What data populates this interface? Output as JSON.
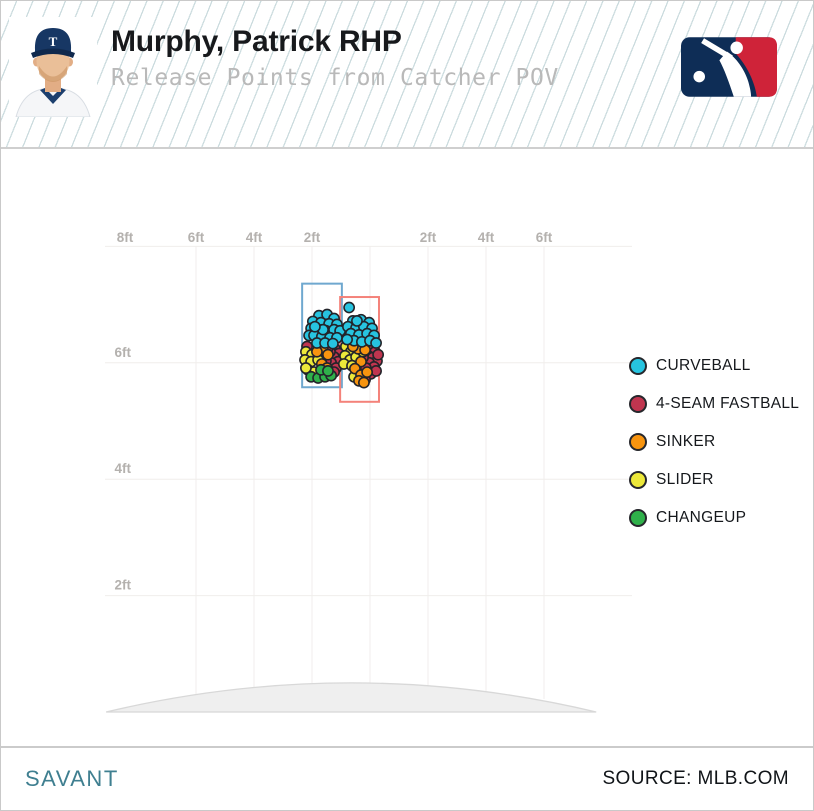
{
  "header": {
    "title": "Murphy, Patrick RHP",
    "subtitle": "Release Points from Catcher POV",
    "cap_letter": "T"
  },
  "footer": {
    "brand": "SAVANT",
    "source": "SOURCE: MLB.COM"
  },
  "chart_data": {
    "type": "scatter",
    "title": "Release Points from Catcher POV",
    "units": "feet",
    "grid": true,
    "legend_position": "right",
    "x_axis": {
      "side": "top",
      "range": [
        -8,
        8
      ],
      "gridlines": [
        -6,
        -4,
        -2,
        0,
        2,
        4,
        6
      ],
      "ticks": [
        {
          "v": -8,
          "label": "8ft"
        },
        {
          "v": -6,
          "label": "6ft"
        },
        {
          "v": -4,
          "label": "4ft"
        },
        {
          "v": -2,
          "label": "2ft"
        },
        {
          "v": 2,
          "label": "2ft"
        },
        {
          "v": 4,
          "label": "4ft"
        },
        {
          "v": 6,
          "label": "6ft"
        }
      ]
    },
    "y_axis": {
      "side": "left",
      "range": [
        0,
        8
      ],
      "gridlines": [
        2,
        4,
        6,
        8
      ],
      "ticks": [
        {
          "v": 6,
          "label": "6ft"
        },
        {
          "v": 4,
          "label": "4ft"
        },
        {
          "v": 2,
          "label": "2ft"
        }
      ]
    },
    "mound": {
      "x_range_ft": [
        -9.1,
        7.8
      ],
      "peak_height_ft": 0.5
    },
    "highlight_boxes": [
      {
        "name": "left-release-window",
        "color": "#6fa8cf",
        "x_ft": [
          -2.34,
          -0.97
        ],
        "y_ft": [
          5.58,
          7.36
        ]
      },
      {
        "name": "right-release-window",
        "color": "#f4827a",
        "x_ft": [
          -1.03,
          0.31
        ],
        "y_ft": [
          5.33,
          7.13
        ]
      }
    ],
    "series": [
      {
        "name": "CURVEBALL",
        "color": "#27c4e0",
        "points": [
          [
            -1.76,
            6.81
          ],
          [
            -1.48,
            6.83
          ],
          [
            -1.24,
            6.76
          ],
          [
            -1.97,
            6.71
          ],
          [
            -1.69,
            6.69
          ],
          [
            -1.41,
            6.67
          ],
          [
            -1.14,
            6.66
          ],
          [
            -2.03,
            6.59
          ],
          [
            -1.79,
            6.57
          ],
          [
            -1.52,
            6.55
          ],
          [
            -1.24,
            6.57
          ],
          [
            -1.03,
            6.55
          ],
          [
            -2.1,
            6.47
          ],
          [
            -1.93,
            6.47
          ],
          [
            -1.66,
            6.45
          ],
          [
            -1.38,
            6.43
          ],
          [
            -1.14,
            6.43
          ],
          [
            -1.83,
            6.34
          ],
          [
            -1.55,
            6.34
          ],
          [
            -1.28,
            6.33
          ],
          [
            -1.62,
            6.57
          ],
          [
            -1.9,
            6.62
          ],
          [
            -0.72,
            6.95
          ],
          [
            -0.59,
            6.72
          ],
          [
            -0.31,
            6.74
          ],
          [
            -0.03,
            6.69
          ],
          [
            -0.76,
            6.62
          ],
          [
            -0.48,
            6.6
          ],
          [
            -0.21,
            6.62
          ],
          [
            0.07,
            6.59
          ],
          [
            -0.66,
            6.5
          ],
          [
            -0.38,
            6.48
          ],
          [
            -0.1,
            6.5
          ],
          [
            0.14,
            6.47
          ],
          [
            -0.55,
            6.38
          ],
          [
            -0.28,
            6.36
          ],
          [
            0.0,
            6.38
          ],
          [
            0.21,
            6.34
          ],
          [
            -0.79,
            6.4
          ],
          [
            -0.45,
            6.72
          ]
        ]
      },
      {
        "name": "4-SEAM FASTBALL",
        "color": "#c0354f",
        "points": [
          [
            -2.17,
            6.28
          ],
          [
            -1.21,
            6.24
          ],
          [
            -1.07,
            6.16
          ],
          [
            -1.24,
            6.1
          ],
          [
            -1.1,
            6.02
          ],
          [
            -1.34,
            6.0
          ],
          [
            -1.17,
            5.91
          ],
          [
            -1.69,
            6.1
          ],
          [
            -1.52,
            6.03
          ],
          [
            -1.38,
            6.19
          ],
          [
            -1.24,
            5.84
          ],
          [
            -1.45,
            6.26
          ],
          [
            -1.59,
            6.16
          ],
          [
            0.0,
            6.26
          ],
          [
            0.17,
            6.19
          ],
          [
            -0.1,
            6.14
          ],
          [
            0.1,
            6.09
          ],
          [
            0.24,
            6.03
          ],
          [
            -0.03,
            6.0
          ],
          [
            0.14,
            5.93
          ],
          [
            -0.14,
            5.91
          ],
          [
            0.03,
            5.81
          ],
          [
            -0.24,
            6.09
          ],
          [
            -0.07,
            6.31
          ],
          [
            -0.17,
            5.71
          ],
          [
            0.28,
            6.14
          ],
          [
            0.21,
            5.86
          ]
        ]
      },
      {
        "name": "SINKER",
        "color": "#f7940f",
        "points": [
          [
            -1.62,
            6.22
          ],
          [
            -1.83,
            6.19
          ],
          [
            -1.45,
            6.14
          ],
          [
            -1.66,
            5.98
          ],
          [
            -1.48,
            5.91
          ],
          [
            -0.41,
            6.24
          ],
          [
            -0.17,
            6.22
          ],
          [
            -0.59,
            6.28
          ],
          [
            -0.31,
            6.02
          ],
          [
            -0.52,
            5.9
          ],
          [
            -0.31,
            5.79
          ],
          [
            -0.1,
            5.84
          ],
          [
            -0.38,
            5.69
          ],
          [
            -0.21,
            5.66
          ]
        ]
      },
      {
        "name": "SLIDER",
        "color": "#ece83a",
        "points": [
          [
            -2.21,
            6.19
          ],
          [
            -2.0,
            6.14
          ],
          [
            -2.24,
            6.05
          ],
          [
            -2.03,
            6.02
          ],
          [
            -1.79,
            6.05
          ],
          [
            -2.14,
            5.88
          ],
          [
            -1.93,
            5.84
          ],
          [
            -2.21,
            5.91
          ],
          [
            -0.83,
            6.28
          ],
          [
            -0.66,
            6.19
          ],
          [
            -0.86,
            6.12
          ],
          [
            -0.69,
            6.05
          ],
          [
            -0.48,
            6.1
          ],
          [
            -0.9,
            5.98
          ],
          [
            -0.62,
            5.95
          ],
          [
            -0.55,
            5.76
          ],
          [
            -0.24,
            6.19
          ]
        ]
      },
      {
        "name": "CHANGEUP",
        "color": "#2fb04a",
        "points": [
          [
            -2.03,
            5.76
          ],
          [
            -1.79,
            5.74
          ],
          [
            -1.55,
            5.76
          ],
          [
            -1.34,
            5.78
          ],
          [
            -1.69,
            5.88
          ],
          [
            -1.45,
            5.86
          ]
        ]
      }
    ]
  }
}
+ + +
• **Directions for this task**: Restate the records word for word, omitting images.

• **Solution for this task**:
What data populates this interface? Output as JSON.
{
  "header": {
    "title": "Murphy, Patrick RHP",
    "subtitle": "Release Points from Catcher POV",
    "cap_letter": "T"
  },
  "footer": {
    "brand": "SAVANT",
    "source": "SOURCE: MLB.COM"
  },
  "chart_data": {
    "type": "scatter",
    "title": "Release Points from Catcher POV",
    "units": "feet",
    "grid": true,
    "legend_position": "right",
    "x_axis": {
      "side": "top",
      "range": [
        -8,
        8
      ],
      "gridlines": [
        -6,
        -4,
        -2,
        0,
        2,
        4,
        6
      ],
      "ticks": [
        {
          "v": -8,
          "label": "8ft"
        },
        {
          "v": -6,
          "label": "6ft"
        },
        {
          "v": -4,
          "label": "4ft"
        },
        {
          "v": -2,
          "label": "2ft"
        },
        {
          "v": 2,
          "label": "2ft"
        },
        {
          "v": 4,
          "label": "4ft"
        },
        {
          "v": 6,
          "label": "6ft"
        }
      ]
    },
    "y_axis": {
      "side": "left",
      "range": [
        0,
        8
      ],
      "gridlines": [
        2,
        4,
        6,
        8
      ],
      "ticks": [
        {
          "v": 6,
          "label": "6ft"
        },
        {
          "v": 4,
          "label": "4ft"
        },
        {
          "v": 2,
          "label": "2ft"
        }
      ]
    },
    "mound": {
      "x_range_ft": [
        -9.1,
        7.8
      ],
      "peak_height_ft": 0.5
    },
    "highlight_boxes": [
      {
        "name": "left-release-window",
        "color": "#6fa8cf",
        "x_ft": [
          -2.34,
          -0.97
        ],
        "y_ft": [
          5.58,
          7.36
        ]
      },
      {
        "name": "right-release-window",
        "color": "#f4827a",
        "x_ft": [
          -1.03,
          0.31
        ],
        "y_ft": [
          5.33,
          7.13
        ]
      }
    ],
    "series": [
      {
        "name": "CURVEBALL",
        "color": "#27c4e0",
        "points": [
          [
            -1.76,
            6.81
          ],
          [
            -1.48,
            6.83
          ],
          [
            -1.24,
            6.76
          ],
          [
            -1.97,
            6.71
          ],
          [
            -1.69,
            6.69
          ],
          [
            -1.41,
            6.67
          ],
          [
            -1.14,
            6.66
          ],
          [
            -2.03,
            6.59
          ],
          [
            -1.79,
            6.57
          ],
          [
            -1.52,
            6.55
          ],
          [
            -1.24,
            6.57
          ],
          [
            -1.03,
            6.55
          ],
          [
            -2.1,
            6.47
          ],
          [
            -1.93,
            6.47
          ],
          [
            -1.66,
            6.45
          ],
          [
            -1.38,
            6.43
          ],
          [
            -1.14,
            6.43
          ],
          [
            -1.83,
            6.34
          ],
          [
            -1.55,
            6.34
          ],
          [
            -1.28,
            6.33
          ],
          [
            -1.62,
            6.57
          ],
          [
            -1.9,
            6.62
          ],
          [
            -0.72,
            6.95
          ],
          [
            -0.59,
            6.72
          ],
          [
            -0.31,
            6.74
          ],
          [
            -0.03,
            6.69
          ],
          [
            -0.76,
            6.62
          ],
          [
            -0.48,
            6.6
          ],
          [
            -0.21,
            6.62
          ],
          [
            0.07,
            6.59
          ],
          [
            -0.66,
            6.5
          ],
          [
            -0.38,
            6.48
          ],
          [
            -0.1,
            6.5
          ],
          [
            0.14,
            6.47
          ],
          [
            -0.55,
            6.38
          ],
          [
            -0.28,
            6.36
          ],
          [
            0.0,
            6.38
          ],
          [
            0.21,
            6.34
          ],
          [
            -0.79,
            6.4
          ],
          [
            -0.45,
            6.72
          ]
        ]
      },
      {
        "name": "4-SEAM FASTBALL",
        "color": "#c0354f",
        "points": [
          [
            -2.17,
            6.28
          ],
          [
            -1.21,
            6.24
          ],
          [
            -1.07,
            6.16
          ],
          [
            -1.24,
            6.1
          ],
          [
            -1.1,
            6.02
          ],
          [
            -1.34,
            6.0
          ],
          [
            -1.17,
            5.91
          ],
          [
            -1.69,
            6.1
          ],
          [
            -1.52,
            6.03
          ],
          [
            -1.38,
            6.19
          ],
          [
            -1.24,
            5.84
          ],
          [
            -1.45,
            6.26
          ],
          [
            -1.59,
            6.16
          ],
          [
            0.0,
            6.26
          ],
          [
            0.17,
            6.19
          ],
          [
            -0.1,
            6.14
          ],
          [
            0.1,
            6.09
          ],
          [
            0.24,
            6.03
          ],
          [
            -0.03,
            6.0
          ],
          [
            0.14,
            5.93
          ],
          [
            -0.14,
            5.91
          ],
          [
            0.03,
            5.81
          ],
          [
            -0.24,
            6.09
          ],
          [
            -0.07,
            6.31
          ],
          [
            -0.17,
            5.71
          ],
          [
            0.28,
            6.14
          ],
          [
            0.21,
            5.86
          ]
        ]
      },
      {
        "name": "SINKER",
        "color": "#f7940f",
        "points": [
          [
            -1.62,
            6.22
          ],
          [
            -1.83,
            6.19
          ],
          [
            -1.45,
            6.14
          ],
          [
            -1.66,
            5.98
          ],
          [
            -1.48,
            5.91
          ],
          [
            -0.41,
            6.24
          ],
          [
            -0.17,
            6.22
          ],
          [
            -0.59,
            6.28
          ],
          [
            -0.31,
            6.02
          ],
          [
            -0.52,
            5.9
          ],
          [
            -0.31,
            5.79
          ],
          [
            -0.1,
            5.84
          ],
          [
            -0.38,
            5.69
          ],
          [
            -0.21,
            5.66
          ]
        ]
      },
      {
        "name": "SLIDER",
        "color": "#ece83a",
        "points": [
          [
            -2.21,
            6.19
          ],
          [
            -2.0,
            6.14
          ],
          [
            -2.24,
            6.05
          ],
          [
            -2.03,
            6.02
          ],
          [
            -1.79,
            6.05
          ],
          [
            -2.14,
            5.88
          ],
          [
            -1.93,
            5.84
          ],
          [
            -2.21,
            5.91
          ],
          [
            -0.83,
            6.28
          ],
          [
            -0.66,
            6.19
          ],
          [
            -0.86,
            6.12
          ],
          [
            -0.69,
            6.05
          ],
          [
            -0.48,
            6.1
          ],
          [
            -0.9,
            5.98
          ],
          [
            -0.62,
            5.95
          ],
          [
            -0.55,
            5.76
          ],
          [
            -0.24,
            6.19
          ]
        ]
      },
      {
        "name": "CHANGEUP",
        "color": "#2fb04a",
        "points": [
          [
            -2.03,
            5.76
          ],
          [
            -1.79,
            5.74
          ],
          [
            -1.55,
            5.76
          ],
          [
            -1.34,
            5.78
          ],
          [
            -1.69,
            5.88
          ],
          [
            -1.45,
            5.86
          ]
        ]
      }
    ]
  }
}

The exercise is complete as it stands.